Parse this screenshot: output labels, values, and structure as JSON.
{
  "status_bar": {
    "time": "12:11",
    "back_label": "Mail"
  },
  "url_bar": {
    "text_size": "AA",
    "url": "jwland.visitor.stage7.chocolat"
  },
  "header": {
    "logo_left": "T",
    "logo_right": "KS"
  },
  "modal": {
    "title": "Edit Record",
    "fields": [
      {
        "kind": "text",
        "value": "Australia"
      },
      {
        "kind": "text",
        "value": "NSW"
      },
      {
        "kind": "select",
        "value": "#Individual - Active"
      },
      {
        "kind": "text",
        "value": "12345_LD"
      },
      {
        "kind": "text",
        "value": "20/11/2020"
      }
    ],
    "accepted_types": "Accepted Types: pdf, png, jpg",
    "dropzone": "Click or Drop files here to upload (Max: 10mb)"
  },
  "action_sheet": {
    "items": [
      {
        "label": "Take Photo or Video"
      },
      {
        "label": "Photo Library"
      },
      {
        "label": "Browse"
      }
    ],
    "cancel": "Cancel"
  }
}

☆ ☆ ☆ ☆ ☆

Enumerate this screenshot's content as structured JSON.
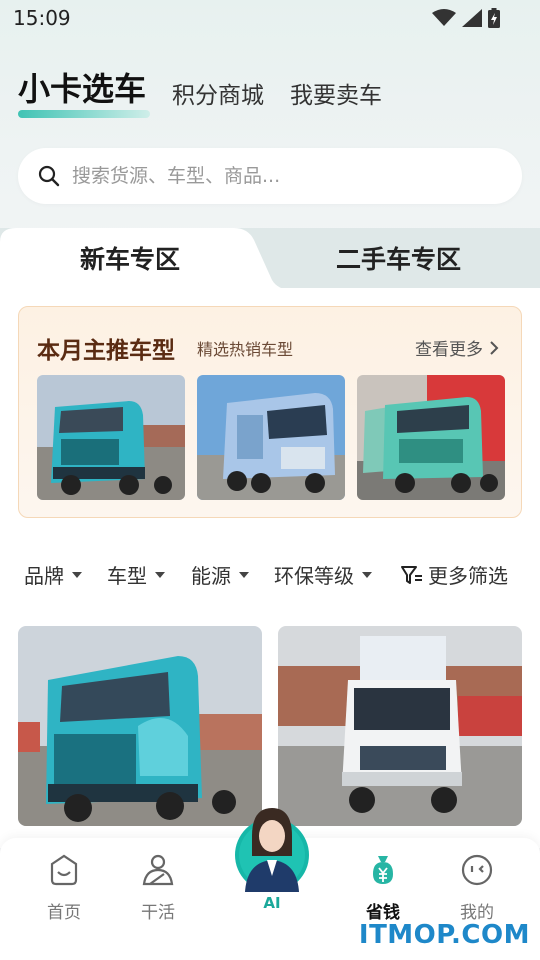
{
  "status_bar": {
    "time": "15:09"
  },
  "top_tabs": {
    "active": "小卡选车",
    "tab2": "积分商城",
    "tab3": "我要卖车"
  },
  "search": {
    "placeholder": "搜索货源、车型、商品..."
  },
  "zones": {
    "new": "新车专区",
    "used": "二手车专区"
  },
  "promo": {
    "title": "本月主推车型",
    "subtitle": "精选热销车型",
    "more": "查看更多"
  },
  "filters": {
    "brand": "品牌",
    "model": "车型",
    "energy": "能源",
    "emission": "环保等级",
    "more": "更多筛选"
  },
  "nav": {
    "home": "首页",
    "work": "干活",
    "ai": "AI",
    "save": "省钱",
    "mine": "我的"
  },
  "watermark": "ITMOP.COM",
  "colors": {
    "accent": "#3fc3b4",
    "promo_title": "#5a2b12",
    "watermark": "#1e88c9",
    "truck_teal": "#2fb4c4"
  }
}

☆ ☆ ☆ ☆ ☆

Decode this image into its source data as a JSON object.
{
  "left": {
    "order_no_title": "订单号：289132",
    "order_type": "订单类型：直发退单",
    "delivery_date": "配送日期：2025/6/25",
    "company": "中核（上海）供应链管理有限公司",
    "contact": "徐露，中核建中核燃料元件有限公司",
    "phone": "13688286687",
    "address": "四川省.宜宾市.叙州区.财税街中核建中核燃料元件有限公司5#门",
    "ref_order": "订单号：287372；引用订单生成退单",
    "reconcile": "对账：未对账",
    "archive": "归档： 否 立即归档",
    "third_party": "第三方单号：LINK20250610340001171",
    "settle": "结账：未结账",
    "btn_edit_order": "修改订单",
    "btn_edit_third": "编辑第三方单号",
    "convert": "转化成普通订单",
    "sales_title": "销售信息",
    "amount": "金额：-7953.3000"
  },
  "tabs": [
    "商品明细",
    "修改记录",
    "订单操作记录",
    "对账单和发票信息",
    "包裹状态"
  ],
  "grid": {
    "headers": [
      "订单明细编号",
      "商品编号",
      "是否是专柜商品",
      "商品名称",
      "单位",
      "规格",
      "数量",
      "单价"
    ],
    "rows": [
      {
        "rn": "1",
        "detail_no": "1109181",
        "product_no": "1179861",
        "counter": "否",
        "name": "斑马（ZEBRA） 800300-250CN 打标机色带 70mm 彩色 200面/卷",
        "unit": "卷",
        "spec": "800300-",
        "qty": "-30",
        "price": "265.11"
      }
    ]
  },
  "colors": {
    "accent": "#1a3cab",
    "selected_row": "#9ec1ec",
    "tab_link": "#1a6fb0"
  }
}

☆ ☆ ☆ ☆ ☆

▶ _Objective_
Pull out every line containing "Photo".

▶ _Finished answer_
        "label": "Take Photo or Video"
        "label": "Photo Library"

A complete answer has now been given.